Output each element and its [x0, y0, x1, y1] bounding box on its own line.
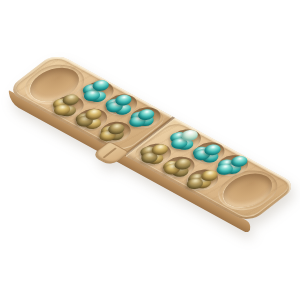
- mancala-board: [0, 0, 300, 300]
- product-photo: [0, 0, 300, 300]
- board-top-surface: [5, 52, 298, 224]
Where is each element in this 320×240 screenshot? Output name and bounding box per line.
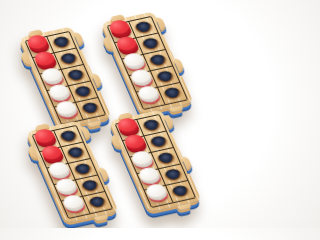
········
=== PROBLEM TO SOLVE ===
Give all the data again with each "bounding box" swapped for "enclosing box", changing nothing else, and leave the pictures out.

=== RESPONSE TO THIS TASK ===
Output each element and its [x0, y0, x1, y1] enclosing box on its own line.
- mancala-board: [0, 0, 300, 300]
- product-photo: [0, 0, 300, 300]
- board-top-surface: [5, 52, 298, 224]
Where is each element in this 320×240 screenshot? Output name and enclosing box per line.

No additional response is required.